Extracted records:
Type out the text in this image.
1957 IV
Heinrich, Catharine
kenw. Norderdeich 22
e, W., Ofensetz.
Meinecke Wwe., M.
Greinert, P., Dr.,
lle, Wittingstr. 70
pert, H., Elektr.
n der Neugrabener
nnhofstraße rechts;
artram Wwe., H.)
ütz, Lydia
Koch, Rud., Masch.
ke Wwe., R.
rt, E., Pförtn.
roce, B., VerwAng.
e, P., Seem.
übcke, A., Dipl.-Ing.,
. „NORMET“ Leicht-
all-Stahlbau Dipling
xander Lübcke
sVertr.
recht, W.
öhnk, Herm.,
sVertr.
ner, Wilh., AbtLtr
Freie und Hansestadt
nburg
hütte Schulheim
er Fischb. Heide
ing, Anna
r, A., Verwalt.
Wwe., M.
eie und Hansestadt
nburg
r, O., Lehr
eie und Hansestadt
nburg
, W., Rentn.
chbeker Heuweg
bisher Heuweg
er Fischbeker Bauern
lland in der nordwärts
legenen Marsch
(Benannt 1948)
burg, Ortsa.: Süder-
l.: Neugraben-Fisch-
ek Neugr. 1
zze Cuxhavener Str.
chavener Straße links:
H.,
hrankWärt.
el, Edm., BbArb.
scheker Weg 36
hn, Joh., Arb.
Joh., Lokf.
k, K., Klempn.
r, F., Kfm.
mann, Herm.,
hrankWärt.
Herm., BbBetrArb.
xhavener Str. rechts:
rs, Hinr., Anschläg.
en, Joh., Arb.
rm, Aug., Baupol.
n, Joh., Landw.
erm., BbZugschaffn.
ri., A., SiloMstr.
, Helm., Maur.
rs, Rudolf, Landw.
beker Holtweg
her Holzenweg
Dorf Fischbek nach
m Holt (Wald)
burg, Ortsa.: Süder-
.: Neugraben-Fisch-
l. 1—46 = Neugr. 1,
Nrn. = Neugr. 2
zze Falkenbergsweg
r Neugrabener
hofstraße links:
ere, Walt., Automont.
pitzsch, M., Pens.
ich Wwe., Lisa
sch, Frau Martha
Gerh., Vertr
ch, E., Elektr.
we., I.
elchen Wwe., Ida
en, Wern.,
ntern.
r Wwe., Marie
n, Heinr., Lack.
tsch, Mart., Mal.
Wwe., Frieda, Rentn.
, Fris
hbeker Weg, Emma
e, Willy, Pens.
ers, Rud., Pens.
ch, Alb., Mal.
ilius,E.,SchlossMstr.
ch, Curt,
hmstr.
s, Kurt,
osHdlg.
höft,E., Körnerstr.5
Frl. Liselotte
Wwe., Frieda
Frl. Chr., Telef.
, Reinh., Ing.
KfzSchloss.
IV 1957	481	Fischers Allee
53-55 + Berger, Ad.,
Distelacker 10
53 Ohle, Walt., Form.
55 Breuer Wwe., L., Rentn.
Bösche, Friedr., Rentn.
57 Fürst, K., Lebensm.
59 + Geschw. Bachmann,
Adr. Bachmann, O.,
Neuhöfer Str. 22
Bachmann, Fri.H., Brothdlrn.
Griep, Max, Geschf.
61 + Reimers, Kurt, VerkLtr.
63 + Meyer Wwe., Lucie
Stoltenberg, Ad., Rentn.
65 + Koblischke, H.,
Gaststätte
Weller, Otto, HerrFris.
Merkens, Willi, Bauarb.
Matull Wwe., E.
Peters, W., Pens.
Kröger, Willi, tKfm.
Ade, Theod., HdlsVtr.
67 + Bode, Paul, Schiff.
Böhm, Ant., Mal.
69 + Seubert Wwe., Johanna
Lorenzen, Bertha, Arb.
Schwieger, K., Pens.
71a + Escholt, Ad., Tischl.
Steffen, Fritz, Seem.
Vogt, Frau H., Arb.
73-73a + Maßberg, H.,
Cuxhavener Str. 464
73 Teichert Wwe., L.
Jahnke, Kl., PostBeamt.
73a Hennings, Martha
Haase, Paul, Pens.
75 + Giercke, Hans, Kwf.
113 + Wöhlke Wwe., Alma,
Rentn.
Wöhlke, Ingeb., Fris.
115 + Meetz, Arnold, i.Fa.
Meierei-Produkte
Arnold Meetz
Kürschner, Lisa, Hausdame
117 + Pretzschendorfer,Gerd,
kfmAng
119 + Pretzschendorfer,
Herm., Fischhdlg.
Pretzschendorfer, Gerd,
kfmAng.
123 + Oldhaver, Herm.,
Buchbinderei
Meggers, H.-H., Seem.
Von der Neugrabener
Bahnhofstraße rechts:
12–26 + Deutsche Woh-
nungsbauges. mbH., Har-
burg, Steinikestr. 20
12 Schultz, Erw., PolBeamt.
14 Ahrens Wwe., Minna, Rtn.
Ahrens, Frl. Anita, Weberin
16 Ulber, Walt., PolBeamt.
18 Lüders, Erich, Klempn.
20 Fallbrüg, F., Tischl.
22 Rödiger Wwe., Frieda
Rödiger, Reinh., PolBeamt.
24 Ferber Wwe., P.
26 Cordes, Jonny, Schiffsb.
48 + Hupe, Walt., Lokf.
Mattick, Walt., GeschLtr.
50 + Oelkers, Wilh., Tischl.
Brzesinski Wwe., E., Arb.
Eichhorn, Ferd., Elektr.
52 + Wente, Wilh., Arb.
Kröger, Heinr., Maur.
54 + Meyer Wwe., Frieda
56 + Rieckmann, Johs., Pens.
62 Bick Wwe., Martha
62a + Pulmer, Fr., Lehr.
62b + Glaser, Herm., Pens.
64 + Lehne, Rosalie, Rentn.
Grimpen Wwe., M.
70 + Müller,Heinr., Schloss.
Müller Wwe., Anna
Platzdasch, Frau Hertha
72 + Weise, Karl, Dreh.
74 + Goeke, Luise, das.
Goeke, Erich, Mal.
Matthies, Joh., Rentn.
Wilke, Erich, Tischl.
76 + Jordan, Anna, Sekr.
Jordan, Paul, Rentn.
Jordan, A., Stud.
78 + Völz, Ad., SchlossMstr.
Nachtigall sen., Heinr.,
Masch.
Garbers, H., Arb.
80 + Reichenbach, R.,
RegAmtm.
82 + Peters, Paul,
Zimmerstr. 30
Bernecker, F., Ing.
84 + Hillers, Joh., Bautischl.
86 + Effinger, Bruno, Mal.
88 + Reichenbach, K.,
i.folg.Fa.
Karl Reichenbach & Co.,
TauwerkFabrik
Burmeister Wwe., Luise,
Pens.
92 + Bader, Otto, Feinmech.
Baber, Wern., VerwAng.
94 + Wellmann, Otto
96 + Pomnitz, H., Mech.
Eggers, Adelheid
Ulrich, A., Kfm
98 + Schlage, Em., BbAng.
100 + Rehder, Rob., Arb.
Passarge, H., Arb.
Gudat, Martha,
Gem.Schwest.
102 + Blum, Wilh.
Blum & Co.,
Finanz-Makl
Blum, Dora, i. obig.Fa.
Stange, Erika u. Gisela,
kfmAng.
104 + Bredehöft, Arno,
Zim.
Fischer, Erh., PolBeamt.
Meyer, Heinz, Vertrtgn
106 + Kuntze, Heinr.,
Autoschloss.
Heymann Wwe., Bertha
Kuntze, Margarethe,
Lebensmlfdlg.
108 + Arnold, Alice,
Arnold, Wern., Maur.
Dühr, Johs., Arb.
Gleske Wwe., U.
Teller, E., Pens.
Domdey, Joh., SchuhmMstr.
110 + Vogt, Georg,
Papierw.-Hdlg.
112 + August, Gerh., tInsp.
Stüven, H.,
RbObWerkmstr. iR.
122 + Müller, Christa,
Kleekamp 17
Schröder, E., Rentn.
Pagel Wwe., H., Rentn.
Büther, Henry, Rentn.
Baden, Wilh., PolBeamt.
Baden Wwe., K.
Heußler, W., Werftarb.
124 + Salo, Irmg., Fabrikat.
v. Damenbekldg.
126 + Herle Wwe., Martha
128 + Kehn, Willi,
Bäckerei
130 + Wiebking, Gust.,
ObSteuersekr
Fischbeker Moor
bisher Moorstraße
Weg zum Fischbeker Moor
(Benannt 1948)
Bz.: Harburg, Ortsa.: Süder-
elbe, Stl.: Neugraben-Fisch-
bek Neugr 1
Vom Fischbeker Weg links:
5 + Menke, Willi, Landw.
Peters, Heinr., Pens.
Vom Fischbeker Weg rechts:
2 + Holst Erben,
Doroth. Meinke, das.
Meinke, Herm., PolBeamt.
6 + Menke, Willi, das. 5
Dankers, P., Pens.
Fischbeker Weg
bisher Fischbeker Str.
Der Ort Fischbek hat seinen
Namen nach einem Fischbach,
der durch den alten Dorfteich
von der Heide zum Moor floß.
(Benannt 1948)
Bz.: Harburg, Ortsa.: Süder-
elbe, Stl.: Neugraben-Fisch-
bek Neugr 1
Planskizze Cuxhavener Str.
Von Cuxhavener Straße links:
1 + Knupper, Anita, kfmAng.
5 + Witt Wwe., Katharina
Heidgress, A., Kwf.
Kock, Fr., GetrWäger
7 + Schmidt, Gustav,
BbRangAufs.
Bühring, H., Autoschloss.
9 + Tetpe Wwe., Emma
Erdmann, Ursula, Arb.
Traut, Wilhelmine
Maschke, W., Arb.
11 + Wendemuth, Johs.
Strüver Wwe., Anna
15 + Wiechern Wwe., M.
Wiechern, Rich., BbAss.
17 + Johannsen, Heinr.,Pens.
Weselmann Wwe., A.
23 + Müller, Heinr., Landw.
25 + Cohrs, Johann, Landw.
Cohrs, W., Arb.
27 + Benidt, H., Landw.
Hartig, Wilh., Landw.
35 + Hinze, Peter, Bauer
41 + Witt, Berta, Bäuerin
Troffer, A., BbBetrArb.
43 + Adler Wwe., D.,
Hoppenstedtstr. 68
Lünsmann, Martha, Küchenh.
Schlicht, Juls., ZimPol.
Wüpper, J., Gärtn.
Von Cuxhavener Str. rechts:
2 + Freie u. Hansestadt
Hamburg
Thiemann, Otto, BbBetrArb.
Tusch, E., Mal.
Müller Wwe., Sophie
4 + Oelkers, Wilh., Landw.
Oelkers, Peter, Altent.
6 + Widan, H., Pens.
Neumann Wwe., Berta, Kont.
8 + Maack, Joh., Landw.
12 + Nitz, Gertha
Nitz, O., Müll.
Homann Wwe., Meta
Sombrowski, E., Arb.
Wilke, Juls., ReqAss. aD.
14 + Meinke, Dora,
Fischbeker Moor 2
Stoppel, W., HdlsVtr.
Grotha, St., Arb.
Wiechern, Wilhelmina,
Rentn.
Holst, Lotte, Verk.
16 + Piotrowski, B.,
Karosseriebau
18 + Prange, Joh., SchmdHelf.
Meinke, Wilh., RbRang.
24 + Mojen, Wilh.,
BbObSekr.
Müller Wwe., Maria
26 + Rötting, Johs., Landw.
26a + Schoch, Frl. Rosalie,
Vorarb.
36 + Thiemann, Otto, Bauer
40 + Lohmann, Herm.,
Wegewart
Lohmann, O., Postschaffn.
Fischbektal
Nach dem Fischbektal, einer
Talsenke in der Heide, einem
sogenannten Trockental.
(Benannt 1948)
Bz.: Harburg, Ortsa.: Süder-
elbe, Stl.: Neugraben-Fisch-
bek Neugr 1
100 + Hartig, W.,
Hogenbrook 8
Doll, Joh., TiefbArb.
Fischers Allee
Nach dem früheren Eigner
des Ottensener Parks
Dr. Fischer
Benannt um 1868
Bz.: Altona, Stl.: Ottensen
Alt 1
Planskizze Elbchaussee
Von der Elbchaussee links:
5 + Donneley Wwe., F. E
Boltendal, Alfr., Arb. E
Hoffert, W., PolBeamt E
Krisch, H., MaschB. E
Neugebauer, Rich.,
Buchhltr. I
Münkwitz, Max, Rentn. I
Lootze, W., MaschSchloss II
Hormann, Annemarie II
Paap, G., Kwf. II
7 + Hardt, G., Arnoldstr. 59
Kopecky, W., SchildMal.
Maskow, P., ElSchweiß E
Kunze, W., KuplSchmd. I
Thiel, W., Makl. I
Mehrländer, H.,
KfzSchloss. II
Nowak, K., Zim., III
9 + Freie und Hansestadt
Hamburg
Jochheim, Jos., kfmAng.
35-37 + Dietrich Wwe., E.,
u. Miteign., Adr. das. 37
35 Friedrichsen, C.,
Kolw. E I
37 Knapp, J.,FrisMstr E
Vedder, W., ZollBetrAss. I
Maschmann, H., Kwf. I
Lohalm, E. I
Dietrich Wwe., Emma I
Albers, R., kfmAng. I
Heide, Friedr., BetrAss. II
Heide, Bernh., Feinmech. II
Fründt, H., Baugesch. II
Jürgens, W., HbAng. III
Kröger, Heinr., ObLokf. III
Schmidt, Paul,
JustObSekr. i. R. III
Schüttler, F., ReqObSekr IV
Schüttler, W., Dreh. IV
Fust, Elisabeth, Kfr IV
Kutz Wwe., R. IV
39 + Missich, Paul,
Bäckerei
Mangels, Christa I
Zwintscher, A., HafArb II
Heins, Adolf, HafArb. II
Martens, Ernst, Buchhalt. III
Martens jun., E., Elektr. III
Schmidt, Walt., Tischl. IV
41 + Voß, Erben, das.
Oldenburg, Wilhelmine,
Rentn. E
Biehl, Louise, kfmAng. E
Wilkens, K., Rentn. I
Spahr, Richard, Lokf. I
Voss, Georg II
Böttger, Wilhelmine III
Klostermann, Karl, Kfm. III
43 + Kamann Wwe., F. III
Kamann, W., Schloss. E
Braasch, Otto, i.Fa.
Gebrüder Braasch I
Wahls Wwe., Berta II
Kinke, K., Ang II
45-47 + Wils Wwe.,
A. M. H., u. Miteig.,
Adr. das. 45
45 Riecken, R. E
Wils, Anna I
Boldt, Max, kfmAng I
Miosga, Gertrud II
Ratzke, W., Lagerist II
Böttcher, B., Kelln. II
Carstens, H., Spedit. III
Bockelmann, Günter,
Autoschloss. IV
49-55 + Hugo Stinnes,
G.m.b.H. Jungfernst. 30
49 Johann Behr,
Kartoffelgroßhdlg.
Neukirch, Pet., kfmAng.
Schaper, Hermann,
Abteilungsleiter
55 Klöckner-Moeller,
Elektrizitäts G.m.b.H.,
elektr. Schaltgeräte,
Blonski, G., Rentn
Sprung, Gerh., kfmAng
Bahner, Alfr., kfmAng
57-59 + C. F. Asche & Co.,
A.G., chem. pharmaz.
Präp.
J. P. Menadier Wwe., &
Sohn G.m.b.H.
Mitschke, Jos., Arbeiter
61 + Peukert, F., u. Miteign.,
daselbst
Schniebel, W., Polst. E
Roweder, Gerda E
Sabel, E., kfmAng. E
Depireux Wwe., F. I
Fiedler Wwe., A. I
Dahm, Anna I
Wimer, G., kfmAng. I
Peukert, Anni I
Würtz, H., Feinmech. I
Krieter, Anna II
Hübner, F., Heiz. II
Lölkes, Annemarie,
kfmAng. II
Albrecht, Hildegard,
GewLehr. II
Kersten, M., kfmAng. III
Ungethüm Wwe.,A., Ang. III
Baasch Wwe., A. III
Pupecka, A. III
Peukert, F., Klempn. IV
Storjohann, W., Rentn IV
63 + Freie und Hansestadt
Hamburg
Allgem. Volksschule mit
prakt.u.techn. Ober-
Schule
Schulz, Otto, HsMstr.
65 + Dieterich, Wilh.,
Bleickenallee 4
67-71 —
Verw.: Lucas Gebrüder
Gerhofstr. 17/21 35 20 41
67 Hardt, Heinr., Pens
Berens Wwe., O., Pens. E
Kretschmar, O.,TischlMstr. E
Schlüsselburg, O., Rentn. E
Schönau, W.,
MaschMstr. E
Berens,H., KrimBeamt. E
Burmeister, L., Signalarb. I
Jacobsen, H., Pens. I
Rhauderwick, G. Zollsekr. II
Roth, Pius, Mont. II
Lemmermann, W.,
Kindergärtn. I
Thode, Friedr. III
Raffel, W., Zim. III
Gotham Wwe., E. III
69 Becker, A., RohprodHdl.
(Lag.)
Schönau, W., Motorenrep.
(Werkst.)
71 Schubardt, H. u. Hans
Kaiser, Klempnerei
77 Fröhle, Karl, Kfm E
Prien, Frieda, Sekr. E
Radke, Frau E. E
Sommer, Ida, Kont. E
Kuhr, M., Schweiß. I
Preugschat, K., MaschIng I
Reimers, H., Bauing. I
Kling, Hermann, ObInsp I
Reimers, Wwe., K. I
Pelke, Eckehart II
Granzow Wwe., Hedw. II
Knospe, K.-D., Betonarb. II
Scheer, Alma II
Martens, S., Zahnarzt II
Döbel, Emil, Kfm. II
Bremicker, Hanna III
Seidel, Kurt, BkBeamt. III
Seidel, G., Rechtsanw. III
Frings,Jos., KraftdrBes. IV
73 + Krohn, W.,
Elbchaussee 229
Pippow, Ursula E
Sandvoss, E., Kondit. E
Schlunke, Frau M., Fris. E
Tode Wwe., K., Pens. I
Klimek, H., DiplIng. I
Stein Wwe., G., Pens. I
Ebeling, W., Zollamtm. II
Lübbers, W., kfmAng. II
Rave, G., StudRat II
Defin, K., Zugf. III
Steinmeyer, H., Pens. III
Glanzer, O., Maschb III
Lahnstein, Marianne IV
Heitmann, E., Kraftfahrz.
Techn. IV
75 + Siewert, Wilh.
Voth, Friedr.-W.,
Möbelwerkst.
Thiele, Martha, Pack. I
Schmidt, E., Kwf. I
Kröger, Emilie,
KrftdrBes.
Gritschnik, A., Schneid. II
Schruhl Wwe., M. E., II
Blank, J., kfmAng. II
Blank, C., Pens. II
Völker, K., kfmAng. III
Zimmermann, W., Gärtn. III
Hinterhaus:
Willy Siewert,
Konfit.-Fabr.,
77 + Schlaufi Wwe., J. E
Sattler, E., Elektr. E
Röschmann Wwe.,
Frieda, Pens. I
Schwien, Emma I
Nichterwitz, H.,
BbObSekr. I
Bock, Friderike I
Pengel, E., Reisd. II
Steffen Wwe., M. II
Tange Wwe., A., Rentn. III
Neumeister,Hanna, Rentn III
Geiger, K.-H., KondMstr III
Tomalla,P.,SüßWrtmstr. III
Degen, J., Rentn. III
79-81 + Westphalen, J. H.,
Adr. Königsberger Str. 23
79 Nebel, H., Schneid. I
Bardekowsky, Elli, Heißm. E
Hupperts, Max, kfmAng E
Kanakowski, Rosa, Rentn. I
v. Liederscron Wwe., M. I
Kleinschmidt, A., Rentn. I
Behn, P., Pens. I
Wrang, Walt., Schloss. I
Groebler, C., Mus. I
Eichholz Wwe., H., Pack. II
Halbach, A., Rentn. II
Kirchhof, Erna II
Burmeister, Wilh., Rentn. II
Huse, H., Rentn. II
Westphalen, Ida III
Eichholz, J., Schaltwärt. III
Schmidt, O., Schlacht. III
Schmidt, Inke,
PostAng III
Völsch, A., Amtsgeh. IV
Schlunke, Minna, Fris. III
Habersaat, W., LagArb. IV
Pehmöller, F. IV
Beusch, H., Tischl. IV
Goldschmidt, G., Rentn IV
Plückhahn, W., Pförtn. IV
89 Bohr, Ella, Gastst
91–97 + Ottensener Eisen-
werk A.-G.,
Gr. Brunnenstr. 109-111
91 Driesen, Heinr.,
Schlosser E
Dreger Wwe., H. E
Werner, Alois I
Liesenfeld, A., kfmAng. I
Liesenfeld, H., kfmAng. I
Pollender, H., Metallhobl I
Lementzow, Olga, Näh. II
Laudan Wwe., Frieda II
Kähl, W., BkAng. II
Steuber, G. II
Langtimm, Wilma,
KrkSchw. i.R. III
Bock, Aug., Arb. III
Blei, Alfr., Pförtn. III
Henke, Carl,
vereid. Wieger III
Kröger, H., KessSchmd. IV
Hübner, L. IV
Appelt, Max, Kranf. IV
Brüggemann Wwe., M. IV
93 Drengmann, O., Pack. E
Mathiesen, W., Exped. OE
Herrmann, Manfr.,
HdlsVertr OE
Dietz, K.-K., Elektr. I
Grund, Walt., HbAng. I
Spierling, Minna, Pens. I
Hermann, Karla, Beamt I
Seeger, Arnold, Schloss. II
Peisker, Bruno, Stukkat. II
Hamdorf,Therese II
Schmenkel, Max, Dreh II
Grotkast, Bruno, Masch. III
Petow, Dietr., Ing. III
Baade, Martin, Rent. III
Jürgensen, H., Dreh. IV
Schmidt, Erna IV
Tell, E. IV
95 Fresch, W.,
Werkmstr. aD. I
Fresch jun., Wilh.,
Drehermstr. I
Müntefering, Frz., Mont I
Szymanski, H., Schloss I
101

What is asked:
Go over the records above line by line and count those holding the word "Johs". Reply only with the number.

Response:
4